Recorded data:
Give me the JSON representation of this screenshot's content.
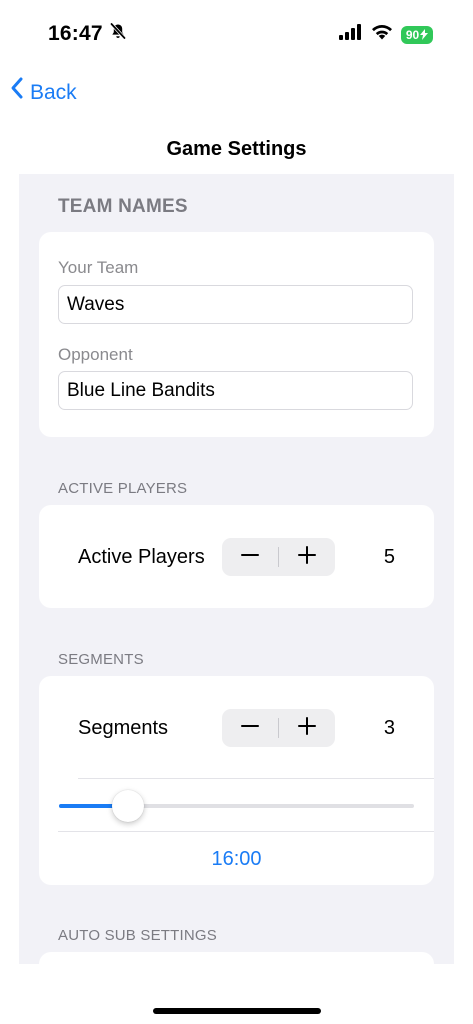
{
  "status_bar": {
    "time": "16:47",
    "battery": "90",
    "icons": [
      "bell-slash-icon",
      "cellular-signal-icon",
      "wifi-icon",
      "battery-charging-icon"
    ]
  },
  "nav": {
    "back_label": "Back",
    "title": "Game Settings"
  },
  "team_names": {
    "header": "TEAM NAMES",
    "your_team_label": "Your Team",
    "your_team_value": "Waves",
    "opponent_label": "Opponent",
    "opponent_value": "Blue Line Bandits"
  },
  "active_players": {
    "header": "ACTIVE PLAYERS",
    "label": "Active Players",
    "value": "5"
  },
  "segments": {
    "header": "SEGMENTS",
    "label": "Segments",
    "value": "3",
    "slider_fraction": 0.165,
    "time_value": "16:00"
  },
  "auto_sub": {
    "header": "AUTO SUB SETTINGS"
  },
  "colors": {
    "accent": "#1a7cf5",
    "battery": "#31c859",
    "grouped_background": "#f2f2f7",
    "secondary_text": "#7b7b82"
  }
}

Problem description: Give back each entry exactly as it appears, with no pictures.

Complete output:
Give me the JSON representation of this screenshot's content.
{
  "status_bar": {
    "time": "16:47",
    "battery": "90",
    "icons": [
      "bell-slash-icon",
      "cellular-signal-icon",
      "wifi-icon",
      "battery-charging-icon"
    ]
  },
  "nav": {
    "back_label": "Back",
    "title": "Game Settings"
  },
  "team_names": {
    "header": "TEAM NAMES",
    "your_team_label": "Your Team",
    "your_team_value": "Waves",
    "opponent_label": "Opponent",
    "opponent_value": "Blue Line Bandits"
  },
  "active_players": {
    "header": "ACTIVE PLAYERS",
    "label": "Active Players",
    "value": "5"
  },
  "segments": {
    "header": "SEGMENTS",
    "label": "Segments",
    "value": "3",
    "slider_fraction": 0.165,
    "time_value": "16:00"
  },
  "auto_sub": {
    "header": "AUTO SUB SETTINGS"
  },
  "colors": {
    "accent": "#1a7cf5",
    "battery": "#31c859",
    "grouped_background": "#f2f2f7",
    "secondary_text": "#7b7b82"
  }
}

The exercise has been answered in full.